Objective:
Locate all lines in the data below that hold "eventid" and show them.

-*-

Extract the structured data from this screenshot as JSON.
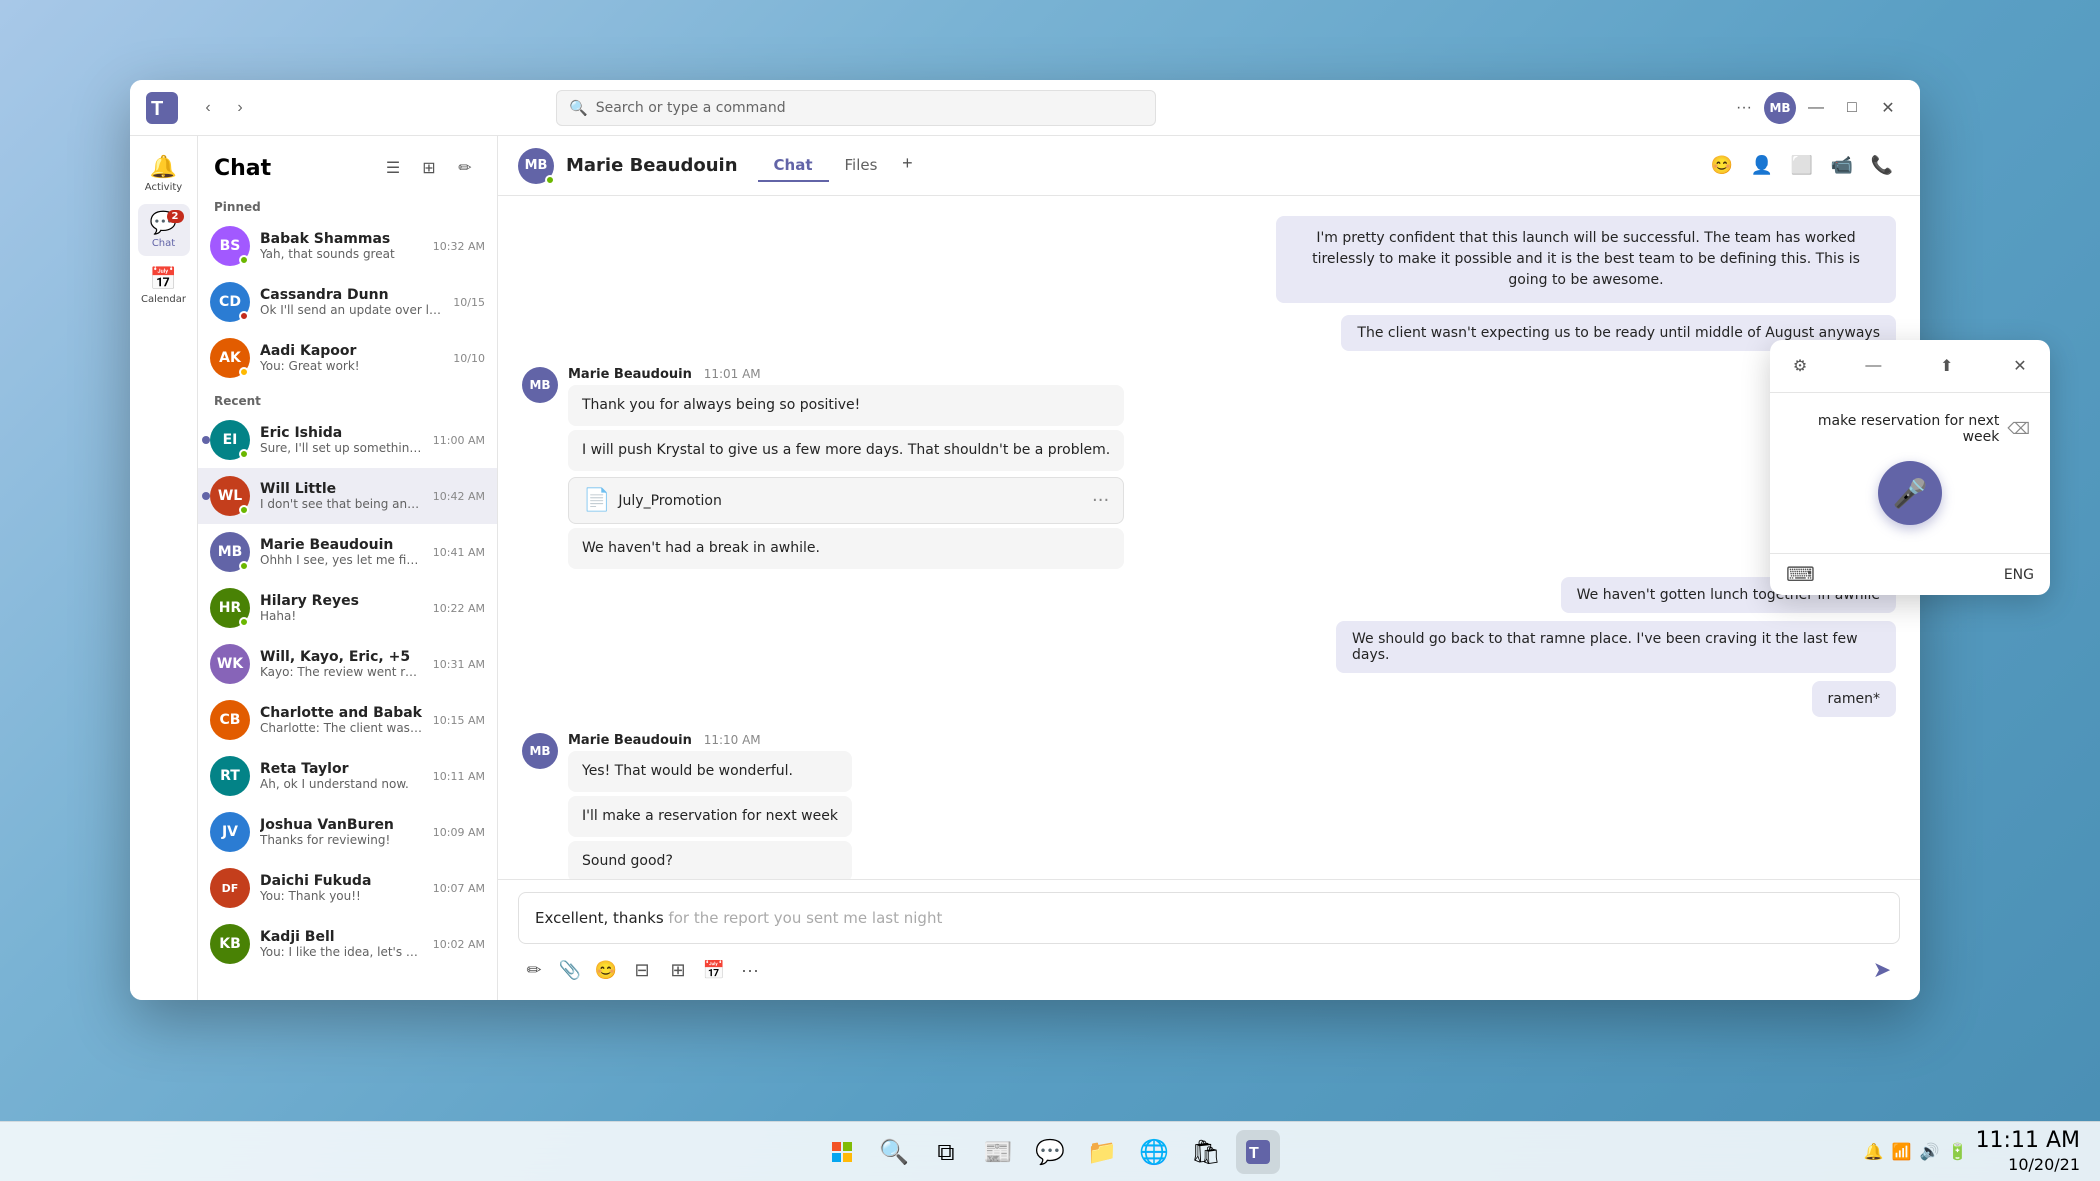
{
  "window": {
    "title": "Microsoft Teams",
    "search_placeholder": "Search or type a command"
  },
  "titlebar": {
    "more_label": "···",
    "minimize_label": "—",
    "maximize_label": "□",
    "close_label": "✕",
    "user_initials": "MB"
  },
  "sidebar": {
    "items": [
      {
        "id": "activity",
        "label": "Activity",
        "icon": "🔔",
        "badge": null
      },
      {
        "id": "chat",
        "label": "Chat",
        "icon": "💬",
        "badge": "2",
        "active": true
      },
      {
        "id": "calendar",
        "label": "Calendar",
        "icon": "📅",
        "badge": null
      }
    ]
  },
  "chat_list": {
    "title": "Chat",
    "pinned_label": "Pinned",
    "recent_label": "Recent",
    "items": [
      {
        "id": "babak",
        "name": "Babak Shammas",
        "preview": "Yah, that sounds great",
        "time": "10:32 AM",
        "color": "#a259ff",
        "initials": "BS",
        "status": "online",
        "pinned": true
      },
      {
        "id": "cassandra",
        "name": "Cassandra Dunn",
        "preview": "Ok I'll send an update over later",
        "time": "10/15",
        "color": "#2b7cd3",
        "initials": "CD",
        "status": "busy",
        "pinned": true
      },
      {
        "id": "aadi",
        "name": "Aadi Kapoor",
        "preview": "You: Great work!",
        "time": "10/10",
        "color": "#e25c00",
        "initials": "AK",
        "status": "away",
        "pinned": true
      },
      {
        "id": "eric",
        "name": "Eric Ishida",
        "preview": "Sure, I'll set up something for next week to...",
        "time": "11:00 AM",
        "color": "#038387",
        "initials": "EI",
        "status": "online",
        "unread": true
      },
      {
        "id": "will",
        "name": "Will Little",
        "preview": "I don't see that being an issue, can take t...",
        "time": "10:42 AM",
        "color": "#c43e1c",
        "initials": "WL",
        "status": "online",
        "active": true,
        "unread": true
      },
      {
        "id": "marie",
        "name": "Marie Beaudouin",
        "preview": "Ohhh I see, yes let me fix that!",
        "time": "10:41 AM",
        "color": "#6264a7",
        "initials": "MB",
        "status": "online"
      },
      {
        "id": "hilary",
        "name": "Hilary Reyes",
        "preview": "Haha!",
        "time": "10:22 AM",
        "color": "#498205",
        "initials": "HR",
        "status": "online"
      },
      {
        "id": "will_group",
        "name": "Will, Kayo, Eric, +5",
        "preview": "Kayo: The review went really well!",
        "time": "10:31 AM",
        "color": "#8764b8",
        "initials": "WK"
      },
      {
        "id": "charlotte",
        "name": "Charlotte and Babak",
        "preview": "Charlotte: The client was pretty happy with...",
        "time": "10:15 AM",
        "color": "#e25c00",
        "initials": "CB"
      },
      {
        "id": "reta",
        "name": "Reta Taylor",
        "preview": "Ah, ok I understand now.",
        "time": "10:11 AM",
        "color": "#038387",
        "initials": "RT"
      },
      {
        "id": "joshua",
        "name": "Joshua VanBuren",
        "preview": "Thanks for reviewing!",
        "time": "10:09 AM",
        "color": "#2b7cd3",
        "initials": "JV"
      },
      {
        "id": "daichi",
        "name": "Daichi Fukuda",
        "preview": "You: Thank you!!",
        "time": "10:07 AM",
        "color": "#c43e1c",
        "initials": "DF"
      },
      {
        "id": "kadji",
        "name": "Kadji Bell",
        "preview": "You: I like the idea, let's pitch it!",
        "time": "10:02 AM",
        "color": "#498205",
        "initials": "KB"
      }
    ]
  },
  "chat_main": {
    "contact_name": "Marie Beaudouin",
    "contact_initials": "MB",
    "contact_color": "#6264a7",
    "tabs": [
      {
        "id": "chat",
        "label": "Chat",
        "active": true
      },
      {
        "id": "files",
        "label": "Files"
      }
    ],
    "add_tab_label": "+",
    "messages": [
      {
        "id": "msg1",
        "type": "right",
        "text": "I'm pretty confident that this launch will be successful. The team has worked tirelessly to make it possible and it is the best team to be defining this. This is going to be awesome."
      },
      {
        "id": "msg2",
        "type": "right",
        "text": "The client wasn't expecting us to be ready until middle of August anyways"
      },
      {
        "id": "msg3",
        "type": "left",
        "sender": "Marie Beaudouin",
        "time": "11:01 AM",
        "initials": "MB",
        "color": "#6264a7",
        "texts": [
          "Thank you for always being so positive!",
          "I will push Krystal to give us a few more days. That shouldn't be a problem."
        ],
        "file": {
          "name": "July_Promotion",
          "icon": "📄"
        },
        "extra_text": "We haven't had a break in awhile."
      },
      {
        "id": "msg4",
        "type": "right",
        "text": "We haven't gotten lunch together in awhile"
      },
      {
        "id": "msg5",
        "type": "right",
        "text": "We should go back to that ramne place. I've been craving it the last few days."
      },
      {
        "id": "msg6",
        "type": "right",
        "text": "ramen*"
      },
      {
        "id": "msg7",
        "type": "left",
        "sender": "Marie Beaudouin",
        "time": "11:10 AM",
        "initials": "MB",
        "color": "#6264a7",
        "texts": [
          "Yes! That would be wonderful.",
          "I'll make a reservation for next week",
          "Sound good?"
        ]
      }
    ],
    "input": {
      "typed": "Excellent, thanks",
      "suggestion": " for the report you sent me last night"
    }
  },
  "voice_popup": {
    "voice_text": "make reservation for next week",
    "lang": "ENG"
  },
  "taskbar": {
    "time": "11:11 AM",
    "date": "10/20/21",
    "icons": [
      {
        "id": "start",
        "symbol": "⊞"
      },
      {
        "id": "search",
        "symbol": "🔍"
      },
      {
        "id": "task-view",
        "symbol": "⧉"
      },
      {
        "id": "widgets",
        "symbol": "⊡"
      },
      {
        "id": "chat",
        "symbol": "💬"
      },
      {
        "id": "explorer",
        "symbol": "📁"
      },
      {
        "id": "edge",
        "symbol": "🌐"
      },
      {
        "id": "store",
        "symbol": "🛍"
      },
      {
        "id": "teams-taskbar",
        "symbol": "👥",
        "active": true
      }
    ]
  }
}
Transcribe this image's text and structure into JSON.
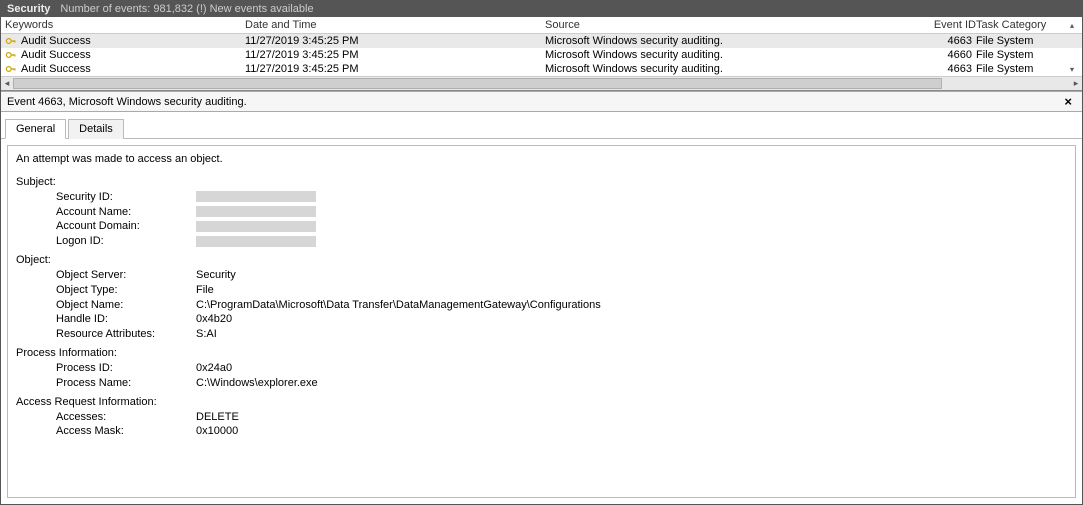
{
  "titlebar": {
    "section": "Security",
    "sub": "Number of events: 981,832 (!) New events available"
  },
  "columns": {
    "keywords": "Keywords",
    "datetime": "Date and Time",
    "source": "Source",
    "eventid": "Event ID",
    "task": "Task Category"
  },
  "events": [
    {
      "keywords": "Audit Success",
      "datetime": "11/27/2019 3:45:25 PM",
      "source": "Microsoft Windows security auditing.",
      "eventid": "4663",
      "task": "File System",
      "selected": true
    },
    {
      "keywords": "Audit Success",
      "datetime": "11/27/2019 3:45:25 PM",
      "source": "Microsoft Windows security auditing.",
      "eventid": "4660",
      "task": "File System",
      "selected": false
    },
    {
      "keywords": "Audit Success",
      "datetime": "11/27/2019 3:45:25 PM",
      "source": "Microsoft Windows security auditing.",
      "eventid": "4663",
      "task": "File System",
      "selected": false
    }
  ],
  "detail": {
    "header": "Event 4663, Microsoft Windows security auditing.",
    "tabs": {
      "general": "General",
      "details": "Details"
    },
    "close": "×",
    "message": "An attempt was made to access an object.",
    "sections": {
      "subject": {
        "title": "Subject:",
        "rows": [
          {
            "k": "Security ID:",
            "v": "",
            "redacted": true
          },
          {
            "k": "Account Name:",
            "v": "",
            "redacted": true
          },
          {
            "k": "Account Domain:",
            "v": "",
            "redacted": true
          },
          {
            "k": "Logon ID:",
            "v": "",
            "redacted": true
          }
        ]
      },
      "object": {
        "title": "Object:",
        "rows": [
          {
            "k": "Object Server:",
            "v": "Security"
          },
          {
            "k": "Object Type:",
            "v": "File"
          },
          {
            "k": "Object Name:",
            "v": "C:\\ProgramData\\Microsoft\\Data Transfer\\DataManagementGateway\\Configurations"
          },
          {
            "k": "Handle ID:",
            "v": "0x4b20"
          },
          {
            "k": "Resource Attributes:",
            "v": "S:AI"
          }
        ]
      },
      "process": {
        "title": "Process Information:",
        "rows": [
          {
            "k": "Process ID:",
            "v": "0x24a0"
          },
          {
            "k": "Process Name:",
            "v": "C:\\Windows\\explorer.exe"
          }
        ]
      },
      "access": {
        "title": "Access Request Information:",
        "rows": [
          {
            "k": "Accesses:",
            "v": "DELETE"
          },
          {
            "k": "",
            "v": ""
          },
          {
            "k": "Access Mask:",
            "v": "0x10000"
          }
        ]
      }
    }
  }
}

-*-

The result:
    "eventid": "Event ID",
      "eventid": "4663",
      "eventid": "4660",
      "eventid": "4663",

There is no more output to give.